____ Given information
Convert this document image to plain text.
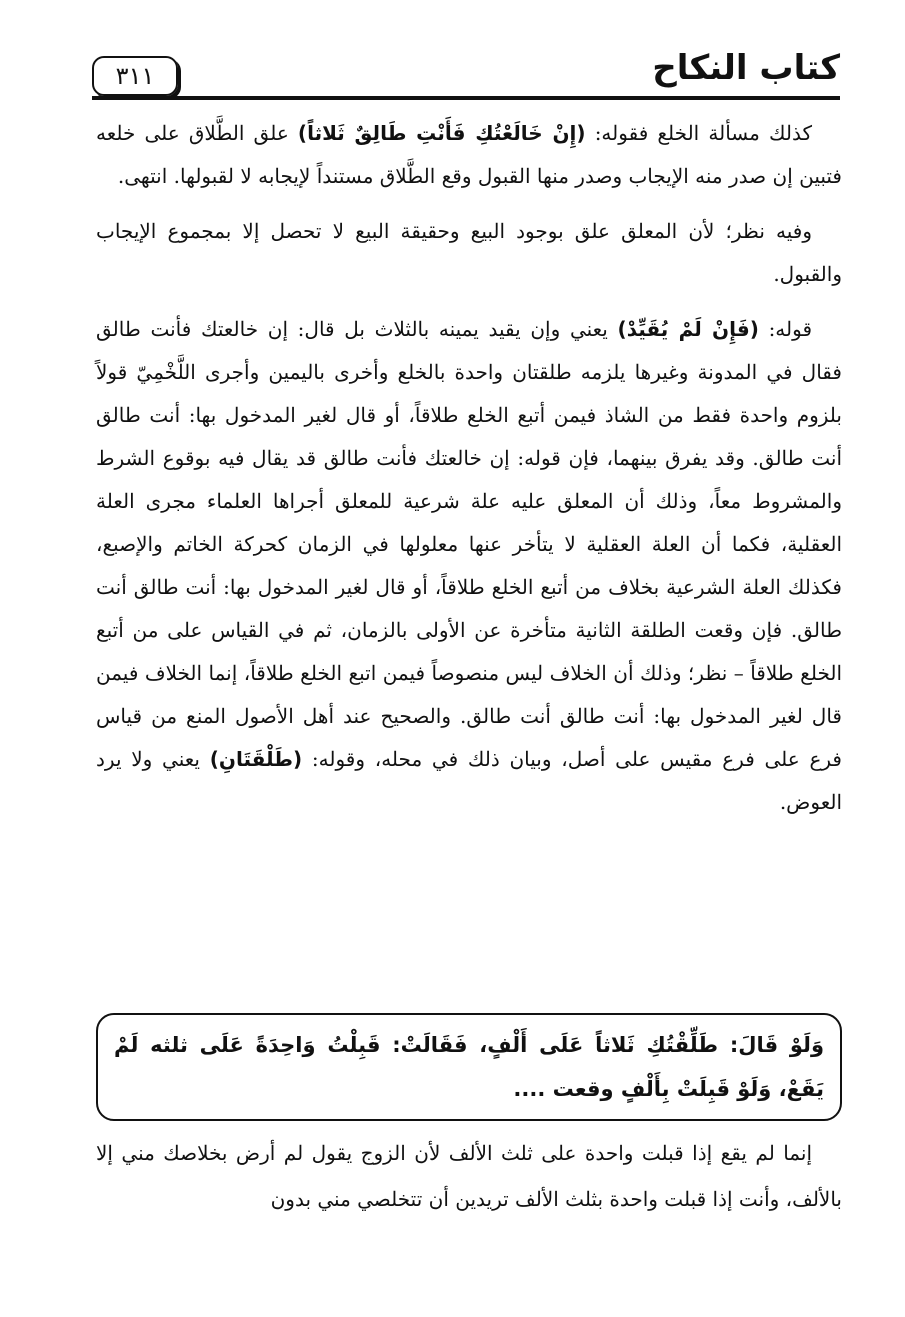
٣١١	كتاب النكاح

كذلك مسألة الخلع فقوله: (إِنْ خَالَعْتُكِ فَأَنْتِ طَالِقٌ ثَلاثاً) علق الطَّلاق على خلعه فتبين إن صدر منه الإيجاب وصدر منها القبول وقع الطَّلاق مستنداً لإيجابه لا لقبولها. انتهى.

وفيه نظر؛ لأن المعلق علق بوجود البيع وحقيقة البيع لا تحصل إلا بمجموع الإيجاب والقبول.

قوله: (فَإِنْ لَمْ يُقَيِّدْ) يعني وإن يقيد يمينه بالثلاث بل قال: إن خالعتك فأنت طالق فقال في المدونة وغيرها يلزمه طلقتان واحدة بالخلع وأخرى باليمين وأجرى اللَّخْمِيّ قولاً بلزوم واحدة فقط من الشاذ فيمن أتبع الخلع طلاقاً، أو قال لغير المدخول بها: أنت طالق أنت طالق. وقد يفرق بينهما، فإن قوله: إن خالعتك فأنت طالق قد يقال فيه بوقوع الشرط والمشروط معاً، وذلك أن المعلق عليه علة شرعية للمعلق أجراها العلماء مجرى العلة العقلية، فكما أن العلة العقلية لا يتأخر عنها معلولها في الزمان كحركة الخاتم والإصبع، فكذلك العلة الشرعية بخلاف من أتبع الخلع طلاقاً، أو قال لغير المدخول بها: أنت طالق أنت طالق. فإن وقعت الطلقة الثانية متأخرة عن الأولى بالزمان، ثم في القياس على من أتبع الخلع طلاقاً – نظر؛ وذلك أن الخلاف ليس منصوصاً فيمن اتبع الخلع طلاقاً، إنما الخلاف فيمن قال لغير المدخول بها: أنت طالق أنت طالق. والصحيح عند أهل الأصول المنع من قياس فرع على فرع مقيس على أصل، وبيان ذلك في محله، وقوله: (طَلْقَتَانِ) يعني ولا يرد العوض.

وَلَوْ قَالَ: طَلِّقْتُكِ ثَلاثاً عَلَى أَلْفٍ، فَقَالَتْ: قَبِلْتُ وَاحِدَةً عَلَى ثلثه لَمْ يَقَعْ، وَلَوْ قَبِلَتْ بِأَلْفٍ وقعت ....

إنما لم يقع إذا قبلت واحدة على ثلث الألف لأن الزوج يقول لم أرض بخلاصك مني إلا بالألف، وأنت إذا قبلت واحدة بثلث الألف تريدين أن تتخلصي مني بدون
________
== Requirements ==
Except for the pictures, print the data above exactly.

== Exercise response ==
Convert this document image to plain text.
٣١١	كتاب النكاح

كذلك مسألة الخلع فقوله: (إِنْ خَالَعْتُكِ فَأَنْتِ طَالِقٌ ثَلاثاً) علق الطَّلاق على خلعه فتبين إن صدر منه الإيجاب وصدر منها القبول وقع الطَّلاق مستنداً لإيجابه لا لقبولها. انتهى.

وفيه نظر؛ لأن المعلق علق بوجود البيع وحقيقة البيع لا تحصل إلا بمجموع الإيجاب والقبول.

قوله: (فَإِنْ لَمْ يُقَيِّدْ) يعني وإن يقيد يمينه بالثلاث بل قال: إن خالعتك فأنت طالق فقال في المدونة وغيرها يلزمه طلقتان واحدة بالخلع وأخرى باليمين وأجرى اللَّخْمِيّ قولاً بلزوم واحدة فقط من الشاذ فيمن أتبع الخلع طلاقاً، أو قال لغير المدخول بها: أنت طالق أنت طالق. وقد يفرق بينهما، فإن قوله: إن خالعتك فأنت طالق قد يقال فيه بوقوع الشرط والمشروط معاً، وذلك أن المعلق عليه علة شرعية للمعلق أجراها العلماء مجرى العلة العقلية، فكما أن العلة العقلية لا يتأخر عنها معلولها في الزمان كحركة الخاتم والإصبع، فكذلك العلة الشرعية بخلاف من أتبع الخلع طلاقاً، أو قال لغير المدخول بها: أنت طالق أنت طالق. فإن وقعت الطلقة الثانية متأخرة عن الأولى بالزمان، ثم في القياس على من أتبع الخلع طلاقاً – نظر؛ وذلك أن الخلاف ليس منصوصاً فيمن اتبع الخلع طلاقاً، إنما الخلاف فيمن قال لغير المدخول بها: أنت طالق أنت طالق. والصحيح عند أهل الأصول المنع من قياس فرع على فرع مقيس على أصل، وبيان ذلك في محله، وقوله: (طَلْقَتَانِ) يعني ولا يرد العوض.

وَلَوْ قَالَ: طَلِّقْتُكِ ثَلاثاً عَلَى أَلْفٍ، فَقَالَتْ: قَبِلْتُ وَاحِدَةً عَلَى ثلثه لَمْ يَقَعْ، وَلَوْ قَبِلَتْ بِأَلْفٍ وقعت ....

إنما لم يقع إذا قبلت واحدة على ثلث الألف لأن الزوج يقول لم أرض بخلاصك مني إلا بالألف، وأنت إذا قبلت واحدة بثلث الألف تريدين أن تتخلصي مني بدون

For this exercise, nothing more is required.